### [REQUEST]
Copy every record exactly, and keep the pictures out.

[Data items]
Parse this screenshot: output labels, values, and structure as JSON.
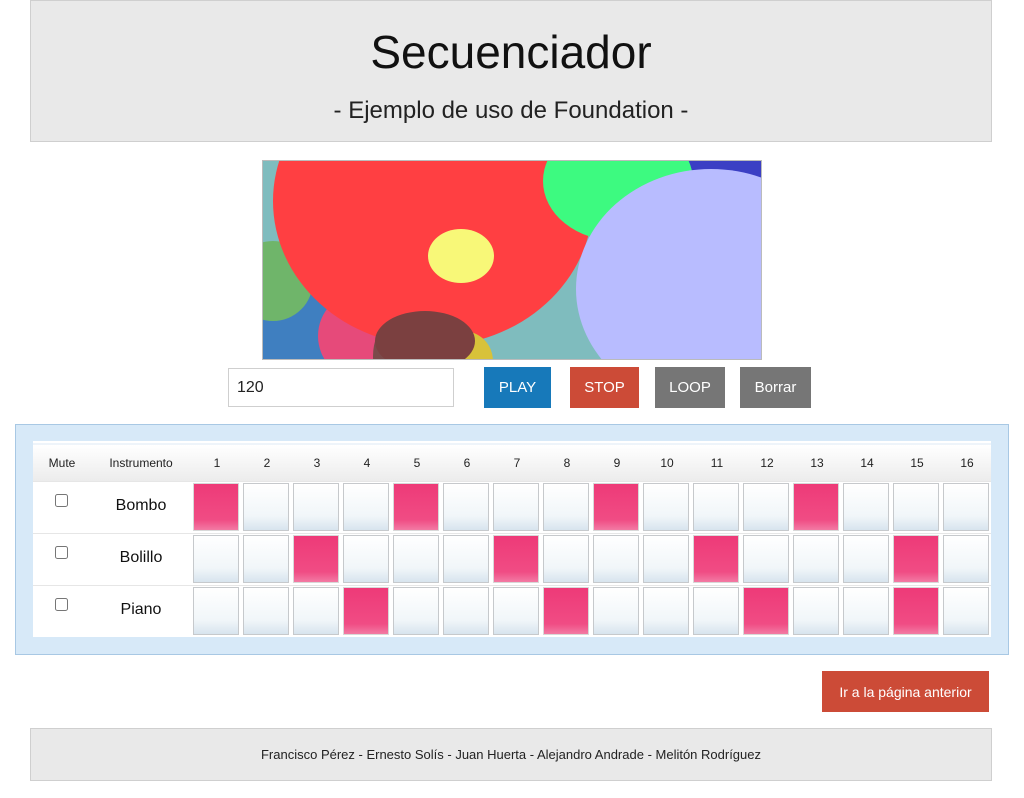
{
  "header": {
    "title": "Secuenciador",
    "subtitle": "- Ejemplo de uso de Foundation -"
  },
  "controls": {
    "tempo_value": "120",
    "play_label": "PLAY",
    "stop_label": "STOP",
    "loop_label": "LOOP",
    "clear_label": "Borrar"
  },
  "colors": {
    "play": "#1779ba",
    "stop": "#cc4b37",
    "secondary": "#767676",
    "step_on": "#ee3a78"
  },
  "grid": {
    "columns": {
      "mute": "Mute",
      "instrument": "Instrumento",
      "steps": [
        "1",
        "2",
        "3",
        "4",
        "5",
        "6",
        "7",
        "8",
        "9",
        "10",
        "11",
        "12",
        "13",
        "14",
        "15",
        "16"
      ]
    },
    "rows": [
      {
        "instrument": "Bombo",
        "muted": false,
        "active_steps": [
          1,
          5,
          9,
          13
        ]
      },
      {
        "instrument": "Bolillo",
        "muted": false,
        "active_steps": [
          3,
          7,
          11,
          15
        ]
      },
      {
        "instrument": "Piano",
        "muted": false,
        "active_steps": [
          4,
          8,
          12,
          15
        ]
      }
    ]
  },
  "back_button": "Ir a la página anterior",
  "footer": {
    "credits": "Francisco Pérez - Ernesto Solís - Juan Huerta - Alejandro Andrade - Melitón Rodríguez"
  }
}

### [SOLUTION FOR THIS TASK]
Parse this screenshot: output labels, values, and structure as JSON.
{
  "header": {
    "title": "Secuenciador",
    "subtitle": "- Ejemplo de uso de Foundation -"
  },
  "controls": {
    "tempo_value": "120",
    "play_label": "PLAY",
    "stop_label": "STOP",
    "loop_label": "LOOP",
    "clear_label": "Borrar"
  },
  "colors": {
    "play": "#1779ba",
    "stop": "#cc4b37",
    "secondary": "#767676",
    "step_on": "#ee3a78"
  },
  "grid": {
    "columns": {
      "mute": "Mute",
      "instrument": "Instrumento",
      "steps": [
        "1",
        "2",
        "3",
        "4",
        "5",
        "6",
        "7",
        "8",
        "9",
        "10",
        "11",
        "12",
        "13",
        "14",
        "15",
        "16"
      ]
    },
    "rows": [
      {
        "instrument": "Bombo",
        "muted": false,
        "active_steps": [
          1,
          5,
          9,
          13
        ]
      },
      {
        "instrument": "Bolillo",
        "muted": false,
        "active_steps": [
          3,
          7,
          11,
          15
        ]
      },
      {
        "instrument": "Piano",
        "muted": false,
        "active_steps": [
          4,
          8,
          12,
          15
        ]
      }
    ]
  },
  "back_button": "Ir a la página anterior",
  "footer": {
    "credits": "Francisco Pérez - Ernesto Solís - Juan Huerta - Alejandro Andrade - Melitón Rodríguez"
  }
}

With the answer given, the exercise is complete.